[Stored data entries]
_ _ _ _ _ _ _
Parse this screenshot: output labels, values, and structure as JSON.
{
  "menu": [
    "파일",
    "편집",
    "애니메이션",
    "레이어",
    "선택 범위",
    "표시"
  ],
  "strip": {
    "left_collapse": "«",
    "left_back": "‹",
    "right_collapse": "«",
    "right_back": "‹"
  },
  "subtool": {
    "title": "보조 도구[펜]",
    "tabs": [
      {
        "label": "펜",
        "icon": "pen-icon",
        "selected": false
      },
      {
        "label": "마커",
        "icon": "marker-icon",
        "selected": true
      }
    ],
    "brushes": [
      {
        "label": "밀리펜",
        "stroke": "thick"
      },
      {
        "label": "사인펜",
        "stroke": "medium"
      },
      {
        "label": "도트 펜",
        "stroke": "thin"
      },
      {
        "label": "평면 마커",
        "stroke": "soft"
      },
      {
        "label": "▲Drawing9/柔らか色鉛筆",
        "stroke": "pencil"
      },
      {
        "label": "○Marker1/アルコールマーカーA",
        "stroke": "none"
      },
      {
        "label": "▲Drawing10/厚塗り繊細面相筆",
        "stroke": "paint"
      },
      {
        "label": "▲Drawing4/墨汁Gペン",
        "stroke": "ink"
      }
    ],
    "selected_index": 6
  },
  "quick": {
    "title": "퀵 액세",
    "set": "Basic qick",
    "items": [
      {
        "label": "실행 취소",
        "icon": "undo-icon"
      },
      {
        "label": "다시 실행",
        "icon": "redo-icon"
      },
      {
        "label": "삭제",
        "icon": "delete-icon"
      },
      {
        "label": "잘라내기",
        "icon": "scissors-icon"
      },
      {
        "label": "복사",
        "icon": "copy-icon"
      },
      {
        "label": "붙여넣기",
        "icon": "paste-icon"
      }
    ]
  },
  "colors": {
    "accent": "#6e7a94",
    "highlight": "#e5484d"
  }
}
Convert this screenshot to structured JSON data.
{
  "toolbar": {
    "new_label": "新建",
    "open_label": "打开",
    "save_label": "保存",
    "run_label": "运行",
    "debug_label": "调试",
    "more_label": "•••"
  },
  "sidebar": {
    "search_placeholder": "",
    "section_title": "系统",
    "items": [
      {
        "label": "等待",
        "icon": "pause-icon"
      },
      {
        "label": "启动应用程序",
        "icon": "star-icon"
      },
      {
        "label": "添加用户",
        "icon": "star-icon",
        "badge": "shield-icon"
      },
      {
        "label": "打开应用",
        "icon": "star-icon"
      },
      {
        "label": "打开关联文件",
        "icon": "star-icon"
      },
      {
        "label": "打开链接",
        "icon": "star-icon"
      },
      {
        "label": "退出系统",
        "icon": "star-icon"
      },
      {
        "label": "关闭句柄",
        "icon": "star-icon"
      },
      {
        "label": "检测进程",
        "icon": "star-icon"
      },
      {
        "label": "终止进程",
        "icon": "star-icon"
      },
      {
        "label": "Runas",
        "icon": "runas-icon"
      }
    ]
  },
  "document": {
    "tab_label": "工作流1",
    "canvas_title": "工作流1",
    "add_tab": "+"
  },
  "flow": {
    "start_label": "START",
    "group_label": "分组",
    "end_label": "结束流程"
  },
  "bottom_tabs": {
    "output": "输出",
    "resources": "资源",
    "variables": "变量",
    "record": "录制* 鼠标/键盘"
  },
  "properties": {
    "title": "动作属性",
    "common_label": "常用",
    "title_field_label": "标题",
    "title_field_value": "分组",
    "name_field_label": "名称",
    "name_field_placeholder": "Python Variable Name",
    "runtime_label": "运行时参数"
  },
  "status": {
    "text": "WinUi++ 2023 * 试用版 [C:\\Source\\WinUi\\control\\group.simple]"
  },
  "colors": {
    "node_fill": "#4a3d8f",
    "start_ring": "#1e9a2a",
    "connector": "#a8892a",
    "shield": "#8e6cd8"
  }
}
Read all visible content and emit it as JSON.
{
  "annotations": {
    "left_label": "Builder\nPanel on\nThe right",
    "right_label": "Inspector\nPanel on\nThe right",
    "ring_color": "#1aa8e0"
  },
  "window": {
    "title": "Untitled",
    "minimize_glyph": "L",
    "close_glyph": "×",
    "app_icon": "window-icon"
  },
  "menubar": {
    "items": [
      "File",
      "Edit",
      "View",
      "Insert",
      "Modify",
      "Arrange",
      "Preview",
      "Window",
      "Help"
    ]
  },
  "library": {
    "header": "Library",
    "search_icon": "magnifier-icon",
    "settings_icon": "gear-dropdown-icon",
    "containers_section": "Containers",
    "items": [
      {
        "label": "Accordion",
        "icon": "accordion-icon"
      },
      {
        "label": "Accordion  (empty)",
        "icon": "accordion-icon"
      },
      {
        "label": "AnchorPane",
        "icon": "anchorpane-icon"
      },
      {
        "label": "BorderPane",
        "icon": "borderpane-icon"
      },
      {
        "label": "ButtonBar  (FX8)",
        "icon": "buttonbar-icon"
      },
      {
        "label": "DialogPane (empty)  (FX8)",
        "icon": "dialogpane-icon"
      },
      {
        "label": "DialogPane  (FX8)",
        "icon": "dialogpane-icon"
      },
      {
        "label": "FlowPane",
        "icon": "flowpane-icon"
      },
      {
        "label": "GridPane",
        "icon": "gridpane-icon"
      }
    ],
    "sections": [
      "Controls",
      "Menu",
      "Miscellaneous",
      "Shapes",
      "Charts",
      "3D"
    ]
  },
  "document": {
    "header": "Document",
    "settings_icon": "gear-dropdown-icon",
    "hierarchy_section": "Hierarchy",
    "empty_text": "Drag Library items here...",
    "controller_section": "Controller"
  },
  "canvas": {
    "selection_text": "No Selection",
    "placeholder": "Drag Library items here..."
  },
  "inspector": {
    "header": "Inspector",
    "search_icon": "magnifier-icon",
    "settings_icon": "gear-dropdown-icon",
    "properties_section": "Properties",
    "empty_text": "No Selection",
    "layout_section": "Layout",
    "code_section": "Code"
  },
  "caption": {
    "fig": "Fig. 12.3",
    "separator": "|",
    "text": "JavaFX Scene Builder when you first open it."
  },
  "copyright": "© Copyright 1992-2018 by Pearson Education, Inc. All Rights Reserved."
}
_ _ _ _ _ _ _
- Task details:
Return each entry from above without altering a single character.

- Solution for this exercise:
Parse this screenshot: output labels, values, and structure as JSON.
{
  "menu": [
    "파일",
    "편집",
    "애니메이션",
    "레이어",
    "선택 범위",
    "표시"
  ],
  "strip": {
    "left_collapse": "«",
    "left_back": "‹",
    "right_collapse": "«",
    "right_back": "‹"
  },
  "subtool": {
    "title": "보조 도구[펜]",
    "tabs": [
      {
        "label": "펜",
        "icon": "pen-icon",
        "selected": false
      },
      {
        "label": "마커",
        "icon": "marker-icon",
        "selected": true
      }
    ],
    "brushes": [
      {
        "label": "밀리펜",
        "stroke": "thick"
      },
      {
        "label": "사인펜",
        "stroke": "medium"
      },
      {
        "label": "도트 펜",
        "stroke": "thin"
      },
      {
        "label": "평면 마커",
        "stroke": "soft"
      },
      {
        "label": "▲Drawing9/柔らか色鉛筆",
        "stroke": "pencil"
      },
      {
        "label": "○Marker1/アルコールマーカーA",
        "stroke": "none"
      },
      {
        "label": "▲Drawing10/厚塗り繊細面相筆",
        "stroke": "paint"
      },
      {
        "label": "▲Drawing4/墨汁Gペン",
        "stroke": "ink"
      }
    ],
    "selected_index": 6
  },
  "quick": {
    "title": "퀵 액세",
    "set": "Basic qick",
    "items": [
      {
        "label": "실행 취소",
        "icon": "undo-icon"
      },
      {
        "label": "다시 실행",
        "icon": "redo-icon"
      },
      {
        "label": "삭제",
        "icon": "delete-icon"
      },
      {
        "label": "잘라내기",
        "icon": "scissors-icon"
      },
      {
        "label": "복사",
        "icon": "copy-icon"
      },
      {
        "label": "붙여넣기",
        "icon": "paste-icon"
      }
    ]
  },
  "colors": {
    "accent": "#6e7a94",
    "highlight": "#e5484d"
  }
}
Convert this screenshot to structured JSON data.
{
  "toolbar": {
    "new_label": "新建",
    "open_label": "打开",
    "save_label": "保存",
    "run_label": "运行",
    "debug_label": "调试",
    "more_label": "•••"
  },
  "sidebar": {
    "search_placeholder": "",
    "section_title": "系统",
    "items": [
      {
        "label": "等待",
        "icon": "pause-icon"
      },
      {
        "label": "启动应用程序",
        "icon": "star-icon"
      },
      {
        "label": "添加用户",
        "icon": "star-icon",
        "badge": "shield-icon"
      },
      {
        "label": "打开应用",
        "icon": "star-icon"
      },
      {
        "label": "打开关联文件",
        "icon": "star-icon"
      },
      {
        "label": "打开链接",
        "icon": "star-icon"
      },
      {
        "label": "退出系统",
        "icon": "star-icon"
      },
      {
        "label": "关闭句柄",
        "icon": "star-icon"
      },
      {
        "label": "检测进程",
        "icon": "star-icon"
      },
      {
        "label": "终止进程",
        "icon": "star-icon"
      },
      {
        "label": "Runas",
        "icon": "runas-icon"
      }
    ]
  },
  "document": {
    "tab_label": "工作流1",
    "canvas_title": "工作流1",
    "add_tab": "+"
  },
  "flow": {
    "start_label": "START",
    "group_label": "分组",
    "end_label": "结束流程"
  },
  "bottom_tabs": {
    "output": "输出",
    "resources": "资源",
    "variables": "变量",
    "record": "录制* 鼠标/键盘"
  },
  "properties": {
    "title": "动作属性",
    "common_label": "常用",
    "title_field_label": "标题",
    "title_field_value": "分组",
    "name_field_label": "名称",
    "name_field_placeholder": "Python Variable Name",
    "runtime_label": "运行时参数"
  },
  "status": {
    "text": "WinUi++ 2023 * 试用版 [C:\\Source\\WinUi\\control\\group.simple]"
  },
  "colors": {
    "node_fill": "#4a3d8f",
    "start_ring": "#1e9a2a",
    "connector": "#a8892a",
    "shield": "#8e6cd8"
  }
}
Read all visible content and emit it as JSON.
{
  "annotations": {
    "left_label": "Builder\nPanel on\nThe right",
    "right_label": "Inspector\nPanel on\nThe right",
    "ring_color": "#1aa8e0"
  },
  "window": {
    "title": "Untitled",
    "minimize_glyph": "L",
    "close_glyph": "×",
    "app_icon": "window-icon"
  },
  "menubar": {
    "items": [
      "File",
      "Edit",
      "View",
      "Insert",
      "Modify",
      "Arrange",
      "Preview",
      "Window",
      "Help"
    ]
  },
  "library": {
    "header": "Library",
    "search_icon": "magnifier-icon",
    "settings_icon": "gear-dropdown-icon",
    "containers_section": "Containers",
    "items": [
      {
        "label": "Accordion",
        "icon": "accordion-icon"
      },
      {
        "label": "Accordion  (empty)",
        "icon": "accordion-icon"
      },
      {
        "label": "AnchorPane",
        "icon": "anchorpane-icon"
      },
      {
        "label": "BorderPane",
        "icon": "borderpane-icon"
      },
      {
        "label": "ButtonBar  (FX8)",
        "icon": "buttonbar-icon"
      },
      {
        "label": "DialogPane (empty)  (FX8)",
        "icon": "dialogpane-icon"
      },
      {
        "label": "DialogPane  (FX8)",
        "icon": "dialogpane-icon"
      },
      {
        "label": "FlowPane",
        "icon": "flowpane-icon"
      },
      {
        "label": "GridPane",
        "icon": "gridpane-icon"
      }
    ],
    "sections": [
      "Controls",
      "Menu",
      "Miscellaneous",
      "Shapes",
      "Charts",
      "3D"
    ]
  },
  "document": {
    "header": "Document",
    "settings_icon": "gear-dropdown-icon",
    "hierarchy_section": "Hierarchy",
    "empty_text": "Drag Library items here...",
    "controller_section": "Controller"
  },
  "canvas": {
    "selection_text": "No Selection",
    "placeholder": "Drag Library items here..."
  },
  "inspector": {
    "header": "Inspector",
    "search_icon": "magnifier-icon",
    "settings_icon": "gear-dropdown-icon",
    "properties_section": "Properties",
    "empty_text": "No Selection",
    "layout_section": "Layout",
    "code_section": "Code"
  },
  "caption": {
    "fig": "Fig. 12.3",
    "separator": "|",
    "text": "JavaFX Scene Builder when you first open it."
  },
  "copyright": "© Copyright 1992-2018 by Pearson Education, Inc. All Rights Reserved."
}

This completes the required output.